### Data provided

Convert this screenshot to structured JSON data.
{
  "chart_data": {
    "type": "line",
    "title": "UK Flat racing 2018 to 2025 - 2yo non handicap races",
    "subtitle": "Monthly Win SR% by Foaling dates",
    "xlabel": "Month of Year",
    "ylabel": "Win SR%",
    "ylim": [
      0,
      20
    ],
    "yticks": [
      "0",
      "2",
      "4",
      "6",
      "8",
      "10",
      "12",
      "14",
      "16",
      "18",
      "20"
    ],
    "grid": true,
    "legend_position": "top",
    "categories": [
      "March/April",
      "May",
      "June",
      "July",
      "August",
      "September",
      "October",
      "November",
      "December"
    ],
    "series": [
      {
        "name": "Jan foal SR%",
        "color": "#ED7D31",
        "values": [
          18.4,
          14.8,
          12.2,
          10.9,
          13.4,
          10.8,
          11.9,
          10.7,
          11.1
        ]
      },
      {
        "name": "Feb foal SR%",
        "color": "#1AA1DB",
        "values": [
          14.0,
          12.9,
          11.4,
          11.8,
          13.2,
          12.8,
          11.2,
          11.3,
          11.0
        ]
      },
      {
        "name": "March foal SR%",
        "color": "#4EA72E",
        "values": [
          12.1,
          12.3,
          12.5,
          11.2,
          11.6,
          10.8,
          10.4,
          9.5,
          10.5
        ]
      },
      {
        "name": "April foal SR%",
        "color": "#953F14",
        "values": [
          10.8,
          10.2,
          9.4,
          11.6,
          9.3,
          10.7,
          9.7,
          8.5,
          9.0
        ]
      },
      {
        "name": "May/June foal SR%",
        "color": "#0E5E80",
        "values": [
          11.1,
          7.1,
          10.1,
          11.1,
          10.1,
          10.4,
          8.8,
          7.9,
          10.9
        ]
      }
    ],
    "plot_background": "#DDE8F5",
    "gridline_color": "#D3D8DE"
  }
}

######

» **Task requirements**: Make a verbatim copy of every entry shown above.

» **Answer to this task**:
Convert this screenshot to structured JSON data.
{
  "chart_data": {
    "type": "line",
    "title": "UK Flat racing 2018 to 2025 - 2yo non handicap races",
    "subtitle": "Monthly Win SR% by Foaling dates",
    "xlabel": "Month of Year",
    "ylabel": "Win SR%",
    "ylim": [
      0,
      20
    ],
    "yticks": [
      "0",
      "2",
      "4",
      "6",
      "8",
      "10",
      "12",
      "14",
      "16",
      "18",
      "20"
    ],
    "grid": true,
    "legend_position": "top",
    "categories": [
      "March/April",
      "May",
      "June",
      "July",
      "August",
      "September",
      "October",
      "November",
      "December"
    ],
    "series": [
      {
        "name": "Jan foal SR%",
        "color": "#ED7D31",
        "values": [
          18.4,
          14.8,
          12.2,
          10.9,
          13.4,
          10.8,
          11.9,
          10.7,
          11.1
        ]
      },
      {
        "name": "Feb foal SR%",
        "color": "#1AA1DB",
        "values": [
          14.0,
          12.9,
          11.4,
          11.8,
          13.2,
          12.8,
          11.2,
          11.3,
          11.0
        ]
      },
      {
        "name": "March foal SR%",
        "color": "#4EA72E",
        "values": [
          12.1,
          12.3,
          12.5,
          11.2,
          11.6,
          10.8,
          10.4,
          9.5,
          10.5
        ]
      },
      {
        "name": "April foal SR%",
        "color": "#953F14",
        "values": [
          10.8,
          10.2,
          9.4,
          11.6,
          9.3,
          10.7,
          9.7,
          8.5,
          9.0
        ]
      },
      {
        "name": "May/June foal SR%",
        "color": "#0E5E80",
        "values": [
          11.1,
          7.1,
          10.1,
          11.1,
          10.1,
          10.4,
          8.8,
          7.9,
          10.9
        ]
      }
    ],
    "plot_background": "#DDE8F5",
    "gridline_color": "#D3D8DE"
  }
}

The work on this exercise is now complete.